Give back every line exactly as it appears, pictures excluded.

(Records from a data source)
[Start]
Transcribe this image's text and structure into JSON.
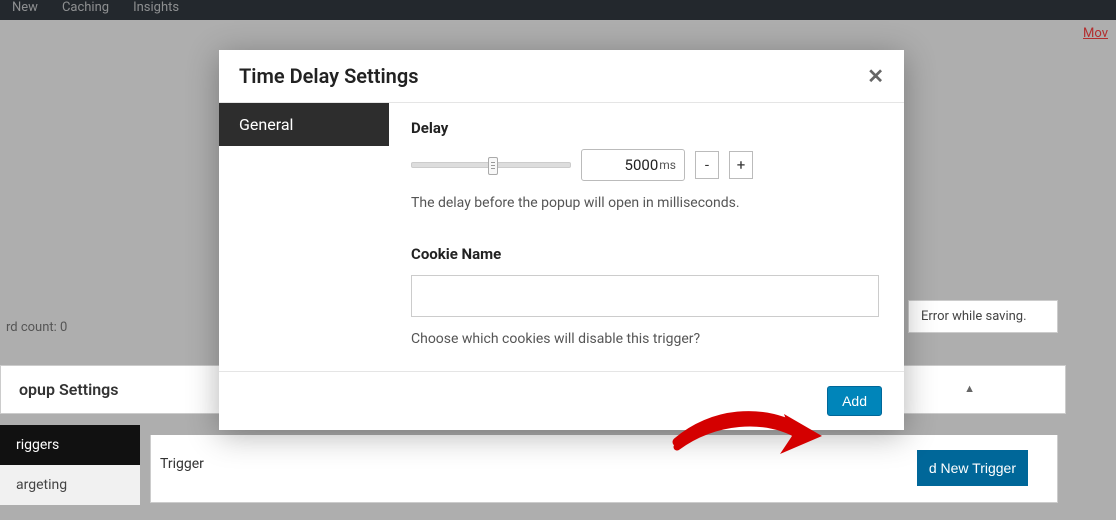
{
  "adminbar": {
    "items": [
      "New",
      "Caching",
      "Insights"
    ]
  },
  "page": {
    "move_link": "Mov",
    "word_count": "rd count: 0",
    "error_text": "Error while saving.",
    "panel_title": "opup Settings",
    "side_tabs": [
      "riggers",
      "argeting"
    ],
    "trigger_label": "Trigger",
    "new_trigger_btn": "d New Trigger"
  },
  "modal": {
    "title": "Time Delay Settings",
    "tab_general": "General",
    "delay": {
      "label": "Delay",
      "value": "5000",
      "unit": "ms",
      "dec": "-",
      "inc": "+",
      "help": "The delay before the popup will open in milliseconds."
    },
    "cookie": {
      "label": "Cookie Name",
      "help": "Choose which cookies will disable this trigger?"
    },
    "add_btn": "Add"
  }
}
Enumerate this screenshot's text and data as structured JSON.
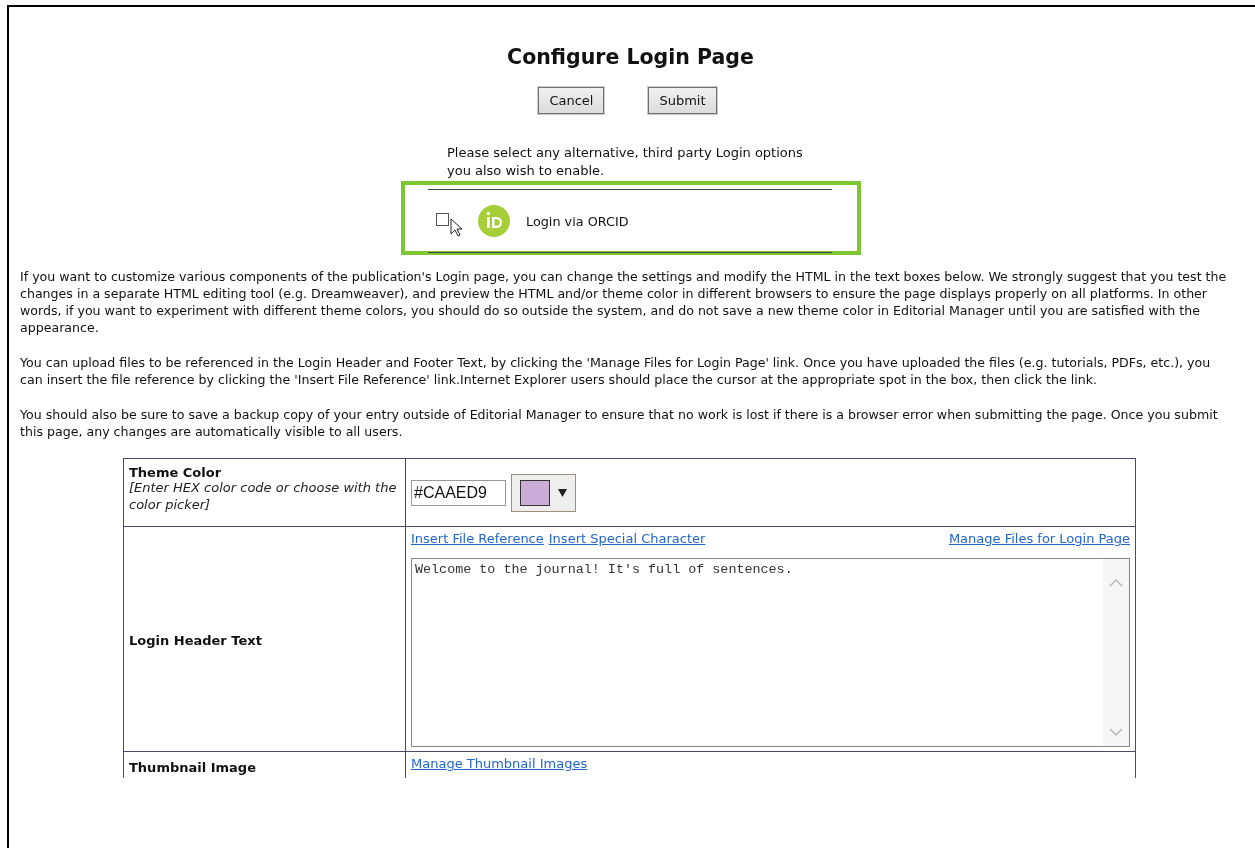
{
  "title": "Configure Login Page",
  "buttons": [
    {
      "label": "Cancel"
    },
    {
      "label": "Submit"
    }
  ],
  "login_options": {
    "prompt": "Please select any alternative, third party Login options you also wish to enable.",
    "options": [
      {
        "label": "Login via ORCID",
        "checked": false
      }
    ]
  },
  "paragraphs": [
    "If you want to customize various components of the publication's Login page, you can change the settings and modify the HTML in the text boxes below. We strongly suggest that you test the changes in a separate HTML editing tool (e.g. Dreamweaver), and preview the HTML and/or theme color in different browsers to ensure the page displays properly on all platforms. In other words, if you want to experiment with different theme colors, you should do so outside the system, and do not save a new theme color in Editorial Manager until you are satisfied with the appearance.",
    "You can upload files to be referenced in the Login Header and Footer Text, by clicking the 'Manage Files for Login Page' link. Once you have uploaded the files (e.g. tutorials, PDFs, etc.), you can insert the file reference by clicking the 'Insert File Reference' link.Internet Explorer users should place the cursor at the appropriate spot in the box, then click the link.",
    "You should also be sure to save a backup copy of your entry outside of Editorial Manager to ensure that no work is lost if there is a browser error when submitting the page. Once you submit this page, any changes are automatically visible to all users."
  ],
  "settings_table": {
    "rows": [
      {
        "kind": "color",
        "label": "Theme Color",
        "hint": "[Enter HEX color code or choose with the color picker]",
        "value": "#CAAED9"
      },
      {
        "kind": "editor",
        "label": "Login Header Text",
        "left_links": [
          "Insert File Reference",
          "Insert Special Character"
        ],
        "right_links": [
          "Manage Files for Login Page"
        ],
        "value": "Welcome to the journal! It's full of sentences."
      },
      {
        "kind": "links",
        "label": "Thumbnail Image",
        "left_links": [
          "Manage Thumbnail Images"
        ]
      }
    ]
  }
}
[End]
§ **Result below**:
Transcribe this image's text and structure into JSON.
{
  "adminbar": {
    "items": [
      "New",
      "Caching",
      "Insights"
    ]
  },
  "page": {
    "move_link": "Mov",
    "word_count": "rd count: 0",
    "error_text": "Error while saving.",
    "panel_title": "opup Settings",
    "side_tabs": [
      "riggers",
      "argeting"
    ],
    "trigger_label": "Trigger",
    "new_trigger_btn": "d New Trigger"
  },
  "modal": {
    "title": "Time Delay Settings",
    "tab_general": "General",
    "delay": {
      "label": "Delay",
      "value": "5000",
      "unit": "ms",
      "dec": "-",
      "inc": "+",
      "help": "The delay before the popup will open in milliseconds."
    },
    "cookie": {
      "label": "Cookie Name",
      "help": "Choose which cookies will disable this trigger?"
    },
    "add_btn": "Add"
  }
}
Enumerate this screenshot's text and data as structured JSON.
{
  "title": "Configure Login Page",
  "buttons": [
    {
      "label": "Cancel"
    },
    {
      "label": "Submit"
    }
  ],
  "login_options": {
    "prompt": "Please select any alternative, third party Login options you also wish to enable.",
    "options": [
      {
        "label": "Login via ORCID",
        "checked": false
      }
    ]
  },
  "paragraphs": [
    "If you want to customize various components of the publication's Login page, you can change the settings and modify the HTML in the text boxes below. We strongly suggest that you test the changes in a separate HTML editing tool (e.g. Dreamweaver), and preview the HTML and/or theme color in different browsers to ensure the page displays properly on all platforms. In other words, if you want to experiment with different theme colors, you should do so outside the system, and do not save a new theme color in Editorial Manager until you are satisfied with the appearance.",
    "You can upload files to be referenced in the Login Header and Footer Text, by clicking the 'Manage Files for Login Page' link. Once you have uploaded the files (e.g. tutorials, PDFs, etc.), you can insert the file reference by clicking the 'Insert File Reference' link.Internet Explorer users should place the cursor at the appropriate spot in the box, then click the link.",
    "You should also be sure to save a backup copy of your entry outside of Editorial Manager to ensure that no work is lost if there is a browser error when submitting the page. Once you submit this page, any changes are automatically visible to all users."
  ],
  "settings_table": {
    "rows": [
      {
        "kind": "color",
        "label": "Theme Color",
        "hint": "[Enter HEX color code or choose with the color picker]",
        "value": "#CAAED9"
      },
      {
        "kind": "editor",
        "label": "Login Header Text",
        "left_links": [
          "Insert File Reference",
          "Insert Special Character"
        ],
        "right_links": [
          "Manage Files for Login Page"
        ],
        "value": "Welcome to the journal! It's full of sentences."
      },
      {
        "kind": "links",
        "label": "Thumbnail Image",
        "left_links": [
          "Manage Thumbnail Images"
        ]
      }
    ]
  }
}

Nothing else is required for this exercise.